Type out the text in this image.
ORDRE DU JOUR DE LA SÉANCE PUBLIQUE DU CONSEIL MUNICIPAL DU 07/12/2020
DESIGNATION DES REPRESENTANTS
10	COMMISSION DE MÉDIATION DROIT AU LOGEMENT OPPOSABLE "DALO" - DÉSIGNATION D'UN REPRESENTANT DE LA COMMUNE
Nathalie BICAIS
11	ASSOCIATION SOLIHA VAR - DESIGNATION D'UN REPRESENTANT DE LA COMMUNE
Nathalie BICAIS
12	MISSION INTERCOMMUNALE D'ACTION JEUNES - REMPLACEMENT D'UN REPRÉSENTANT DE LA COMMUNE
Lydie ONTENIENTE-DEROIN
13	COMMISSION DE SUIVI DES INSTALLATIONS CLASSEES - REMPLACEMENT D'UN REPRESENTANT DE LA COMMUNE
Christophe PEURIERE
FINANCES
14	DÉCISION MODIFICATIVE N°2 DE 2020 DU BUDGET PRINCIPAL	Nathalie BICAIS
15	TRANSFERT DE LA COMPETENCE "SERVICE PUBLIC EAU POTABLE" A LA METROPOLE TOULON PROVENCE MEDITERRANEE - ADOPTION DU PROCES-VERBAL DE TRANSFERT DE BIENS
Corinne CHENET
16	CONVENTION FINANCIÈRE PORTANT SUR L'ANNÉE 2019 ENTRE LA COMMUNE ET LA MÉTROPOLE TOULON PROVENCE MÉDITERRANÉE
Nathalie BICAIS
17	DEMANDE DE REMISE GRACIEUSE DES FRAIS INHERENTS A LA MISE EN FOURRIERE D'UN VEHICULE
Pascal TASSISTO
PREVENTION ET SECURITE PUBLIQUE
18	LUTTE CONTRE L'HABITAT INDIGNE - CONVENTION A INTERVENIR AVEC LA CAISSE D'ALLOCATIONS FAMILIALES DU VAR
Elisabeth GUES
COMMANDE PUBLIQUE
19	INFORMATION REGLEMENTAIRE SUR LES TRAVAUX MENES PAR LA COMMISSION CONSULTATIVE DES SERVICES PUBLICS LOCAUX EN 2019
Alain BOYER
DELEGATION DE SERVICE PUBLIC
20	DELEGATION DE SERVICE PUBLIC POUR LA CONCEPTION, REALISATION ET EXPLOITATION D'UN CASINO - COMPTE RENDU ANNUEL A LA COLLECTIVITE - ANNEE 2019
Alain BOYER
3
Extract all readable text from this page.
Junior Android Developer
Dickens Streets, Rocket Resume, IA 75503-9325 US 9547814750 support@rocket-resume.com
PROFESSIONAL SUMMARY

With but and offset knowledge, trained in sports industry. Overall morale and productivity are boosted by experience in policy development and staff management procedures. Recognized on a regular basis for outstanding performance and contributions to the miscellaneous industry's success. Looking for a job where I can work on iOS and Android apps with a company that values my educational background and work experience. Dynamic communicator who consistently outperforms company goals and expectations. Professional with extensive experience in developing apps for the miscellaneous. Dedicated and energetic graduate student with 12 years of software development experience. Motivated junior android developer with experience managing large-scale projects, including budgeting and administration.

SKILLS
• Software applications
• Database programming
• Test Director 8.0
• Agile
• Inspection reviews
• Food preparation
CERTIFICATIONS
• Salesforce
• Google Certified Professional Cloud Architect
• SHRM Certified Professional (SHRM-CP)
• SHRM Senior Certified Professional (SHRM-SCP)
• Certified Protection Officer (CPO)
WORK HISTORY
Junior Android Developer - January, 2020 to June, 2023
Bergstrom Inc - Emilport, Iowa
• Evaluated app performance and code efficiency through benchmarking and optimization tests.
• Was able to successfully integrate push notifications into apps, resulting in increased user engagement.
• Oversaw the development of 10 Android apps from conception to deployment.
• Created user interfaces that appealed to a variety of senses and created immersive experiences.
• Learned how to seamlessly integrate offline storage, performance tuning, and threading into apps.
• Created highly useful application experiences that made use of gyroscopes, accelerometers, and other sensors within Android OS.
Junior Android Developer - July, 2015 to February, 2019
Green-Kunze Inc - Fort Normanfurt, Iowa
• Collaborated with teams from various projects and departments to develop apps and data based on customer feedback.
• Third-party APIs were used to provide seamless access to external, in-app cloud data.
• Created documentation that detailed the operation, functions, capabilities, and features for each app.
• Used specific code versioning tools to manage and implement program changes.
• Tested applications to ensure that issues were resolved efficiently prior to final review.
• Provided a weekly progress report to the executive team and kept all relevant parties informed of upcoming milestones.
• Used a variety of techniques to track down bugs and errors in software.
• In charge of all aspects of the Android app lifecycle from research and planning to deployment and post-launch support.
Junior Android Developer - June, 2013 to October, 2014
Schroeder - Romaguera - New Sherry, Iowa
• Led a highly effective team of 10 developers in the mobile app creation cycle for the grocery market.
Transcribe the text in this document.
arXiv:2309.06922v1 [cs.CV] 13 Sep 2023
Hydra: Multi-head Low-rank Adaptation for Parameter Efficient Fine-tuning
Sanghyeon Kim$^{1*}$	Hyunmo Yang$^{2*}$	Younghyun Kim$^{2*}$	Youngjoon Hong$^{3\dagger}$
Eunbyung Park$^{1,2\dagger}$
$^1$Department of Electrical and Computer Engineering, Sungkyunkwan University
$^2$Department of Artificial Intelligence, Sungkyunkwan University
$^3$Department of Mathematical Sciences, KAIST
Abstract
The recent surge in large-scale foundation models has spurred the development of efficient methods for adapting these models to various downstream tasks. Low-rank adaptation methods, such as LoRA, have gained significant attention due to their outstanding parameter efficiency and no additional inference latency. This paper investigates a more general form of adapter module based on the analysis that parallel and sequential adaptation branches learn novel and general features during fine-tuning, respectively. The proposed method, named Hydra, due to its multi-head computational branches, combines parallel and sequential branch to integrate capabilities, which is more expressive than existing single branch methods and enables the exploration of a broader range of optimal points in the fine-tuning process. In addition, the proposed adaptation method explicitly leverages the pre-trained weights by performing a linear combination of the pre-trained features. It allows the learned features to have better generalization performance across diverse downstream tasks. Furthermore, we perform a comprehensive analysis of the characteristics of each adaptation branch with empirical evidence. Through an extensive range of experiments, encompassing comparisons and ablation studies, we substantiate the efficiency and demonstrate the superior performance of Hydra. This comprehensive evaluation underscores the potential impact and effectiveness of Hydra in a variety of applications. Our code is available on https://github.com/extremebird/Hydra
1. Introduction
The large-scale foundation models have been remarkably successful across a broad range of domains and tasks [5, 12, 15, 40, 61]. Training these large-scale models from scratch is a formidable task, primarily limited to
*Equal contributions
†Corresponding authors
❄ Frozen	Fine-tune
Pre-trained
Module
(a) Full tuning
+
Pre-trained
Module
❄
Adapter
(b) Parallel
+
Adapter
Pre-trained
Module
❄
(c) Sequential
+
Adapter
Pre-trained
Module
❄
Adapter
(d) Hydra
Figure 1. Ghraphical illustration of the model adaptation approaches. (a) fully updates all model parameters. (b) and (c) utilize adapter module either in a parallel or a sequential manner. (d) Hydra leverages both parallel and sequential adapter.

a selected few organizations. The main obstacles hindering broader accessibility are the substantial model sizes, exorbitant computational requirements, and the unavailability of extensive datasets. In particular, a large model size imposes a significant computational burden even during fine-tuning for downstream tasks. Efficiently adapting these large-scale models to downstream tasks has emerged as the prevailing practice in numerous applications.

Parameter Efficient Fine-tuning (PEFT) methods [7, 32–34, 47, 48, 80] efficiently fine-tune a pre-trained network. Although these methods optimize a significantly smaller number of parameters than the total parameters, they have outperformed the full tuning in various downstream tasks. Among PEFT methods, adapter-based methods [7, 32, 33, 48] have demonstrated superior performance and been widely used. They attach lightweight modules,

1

▶ _GIVEN PROBLEM_: Write the entries again, exactly as they stand.

▶ _RESULT OF THE TASK_:
Type out the text in this image.
ORDRE DU JOUR DE LA SÉANCE PUBLIQUE DU CONSEIL MUNICIPAL DU 07/12/2020
DESIGNATION DES REPRESENTANTS
10	COMMISSION DE MÉDIATION DROIT AU LOGEMENT OPPOSABLE "DALO" - DÉSIGNATION D'UN REPRESENTANT DE LA COMMUNE
Nathalie BICAIS
11	ASSOCIATION SOLIHA VAR - DESIGNATION D'UN REPRESENTANT DE LA COMMUNE
Nathalie BICAIS
12	MISSION INTERCOMMUNALE D'ACTION JEUNES - REMPLACEMENT D'UN REPRÉSENTANT DE LA COMMUNE
Lydie ONTENIENTE-DEROIN
13	COMMISSION DE SUIVI DES INSTALLATIONS CLASSEES - REMPLACEMENT D'UN REPRESENTANT DE LA COMMUNE
Christophe PEURIERE
FINANCES
14	DÉCISION MODIFICATIVE N°2 DE 2020 DU BUDGET PRINCIPAL	Nathalie BICAIS
15	TRANSFERT DE LA COMPETENCE "SERVICE PUBLIC EAU POTABLE" A LA METROPOLE TOULON PROVENCE MEDITERRANEE - ADOPTION DU PROCES-VERBAL DE TRANSFERT DE BIENS
Corinne CHENET
16	CONVENTION FINANCIÈRE PORTANT SUR L'ANNÉE 2019 ENTRE LA COMMUNE ET LA MÉTROPOLE TOULON PROVENCE MÉDITERRANÉE
Nathalie BICAIS
17	DEMANDE DE REMISE GRACIEUSE DES FRAIS INHERENTS A LA MISE EN FOURRIERE D'UN VEHICULE
Pascal TASSISTO
PREVENTION ET SECURITE PUBLIQUE
18	LUTTE CONTRE L'HABITAT INDIGNE - CONVENTION A INTERVENIR AVEC LA CAISSE D'ALLOCATIONS FAMILIALES DU VAR
Elisabeth GUES
COMMANDE PUBLIQUE
19	INFORMATION REGLEMENTAIRE SUR LES TRAVAUX MENES PAR LA COMMISSION CONSULTATIVE DES SERVICES PUBLICS LOCAUX EN 2019
Alain BOYER
DELEGATION DE SERVICE PUBLIC
20	DELEGATION DE SERVICE PUBLIC POUR LA CONCEPTION, REALISATION ET EXPLOITATION D'UN CASINO - COMPTE RENDU ANNUEL A LA COLLECTIVITE - ANNEE 2019
Alain BOYER
3
Extract all readable text from this page.
Junior Android Developer
Dickens Streets, Rocket Resume, IA 75503-9325 US 9547814750 support@rocket-resume.com
PROFESSIONAL SUMMARY

With but and offset knowledge, trained in sports industry. Overall morale and productivity are boosted by experience in policy development and staff management procedures. Recognized on a regular basis for outstanding performance and contributions to the miscellaneous industry's success. Looking for a job where I can work on iOS and Android apps with a company that values my educational background and work experience. Dynamic communicator who consistently outperforms company goals and expectations. Professional with extensive experience in developing apps for the miscellaneous. Dedicated and energetic graduate student with 12 years of software development experience. Motivated junior android developer with experience managing large-scale projects, including budgeting and administration.

SKILLS
• Software applications
• Database programming
• Test Director 8.0
• Agile
• Inspection reviews
• Food preparation
CERTIFICATIONS
• Salesforce
• Google Certified Professional Cloud Architect
• SHRM Certified Professional (SHRM-CP)
• SHRM Senior Certified Professional (SHRM-SCP)
• Certified Protection Officer (CPO)
WORK HISTORY
Junior Android Developer - January, 2020 to June, 2023
Bergstrom Inc - Emilport, Iowa
• Evaluated app performance and code efficiency through benchmarking and optimization tests.
• Was able to successfully integrate push notifications into apps, resulting in increased user engagement.
• Oversaw the development of 10 Android apps from conception to deployment.
• Created user interfaces that appealed to a variety of senses and created immersive experiences.
• Learned how to seamlessly integrate offline storage, performance tuning, and threading into apps.
• Created highly useful application experiences that made use of gyroscopes, accelerometers, and other sensors within Android OS.
Junior Android Developer - July, 2015 to February, 2019
Green-Kunze Inc - Fort Normanfurt, Iowa
• Collaborated with teams from various projects and departments to develop apps and data based on customer feedback.
• Third-party APIs were used to provide seamless access to external, in-app cloud data.
• Created documentation that detailed the operation, functions, capabilities, and features for each app.
• Used specific code versioning tools to manage and implement program changes.
• Tested applications to ensure that issues were resolved efficiently prior to final review.
• Provided a weekly progress report to the executive team and kept all relevant parties informed of upcoming milestones.
• Used a variety of techniques to track down bugs and errors in software.
• In charge of all aspects of the Android app lifecycle from research and planning to deployment and post-launch support.
Junior Android Developer - June, 2013 to October, 2014
Schroeder - Romaguera - New Sherry, Iowa
• Led a highly effective team of 10 developers in the mobile app creation cycle for the grocery market.
Transcribe the text in this document.
arXiv:2309.06922v1 [cs.CV] 13 Sep 2023
Hydra: Multi-head Low-rank Adaptation for Parameter Efficient Fine-tuning
Sanghyeon Kim$^{1*}$	Hyunmo Yang$^{2*}$	Younghyun Kim$^{2*}$	Youngjoon Hong$^{3\dagger}$
Eunbyung Park$^{1,2\dagger}$
$^1$Department of Electrical and Computer Engineering, Sungkyunkwan University
$^2$Department of Artificial Intelligence, Sungkyunkwan University
$^3$Department of Mathematical Sciences, KAIST
Abstract
The recent surge in large-scale foundation models has spurred the development of efficient methods for adapting these models to various downstream tasks. Low-rank adaptation methods, such as LoRA, have gained significant attention due to their outstanding parameter efficiency and no additional inference latency. This paper investigates a more general form of adapter module based on the analysis that parallel and sequential adaptation branches learn novel and general features during fine-tuning, respectively. The proposed method, named Hydra, due to its multi-head computational branches, combines parallel and sequential branch to integrate capabilities, which is more expressive than existing single branch methods and enables the exploration of a broader range of optimal points in the fine-tuning process. In addition, the proposed adaptation method explicitly leverages the pre-trained weights by performing a linear combination of the pre-trained features. It allows the learned features to have better generalization performance across diverse downstream tasks. Furthermore, we perform a comprehensive analysis of the characteristics of each adaptation branch with empirical evidence. Through an extensive range of experiments, encompassing comparisons and ablation studies, we substantiate the efficiency and demonstrate the superior performance of Hydra. This comprehensive evaluation underscores the potential impact and effectiveness of Hydra in a variety of applications. Our code is available on https://github.com/extremebird/Hydra
1. Introduction
The large-scale foundation models have been remarkably successful across a broad range of domains and tasks [5, 12, 15, 40, 61]. Training these large-scale models from scratch is a formidable task, primarily limited to
*Equal contributions
†Corresponding authors
❄ Frozen	Fine-tune
Pre-trained
Module
(a) Full tuning
+
Pre-trained
Module
❄
Adapter
(b) Parallel
+
Adapter
Pre-trained
Module
❄
(c) Sequential
+
Adapter
Pre-trained
Module
❄
Adapter
(d) Hydra
Figure 1. Ghraphical illustration of the model adaptation approaches. (a) fully updates all model parameters. (b) and (c) utilize adapter module either in a parallel or a sequential manner. (d) Hydra leverages both parallel and sequential adapter.

a selected few organizations. The main obstacles hindering broader accessibility are the substantial model sizes, exorbitant computational requirements, and the unavailability of extensive datasets. In particular, a large model size imposes a significant computational burden even during fine-tuning for downstream tasks. Efficiently adapting these large-scale models to downstream tasks has emerged as the prevailing practice in numerous applications.

Parameter Efficient Fine-tuning (PEFT) methods [7, 32–34, 47, 48, 80] efficiently fine-tune a pre-trained network. Although these methods optimize a significantly smaller number of parameters than the total parameters, they have outperformed the full tuning in various downstream tasks. Among PEFT methods, adapter-based methods [7, 32, 33, 48] have demonstrated superior performance and been widely used. They attach lightweight modules,

1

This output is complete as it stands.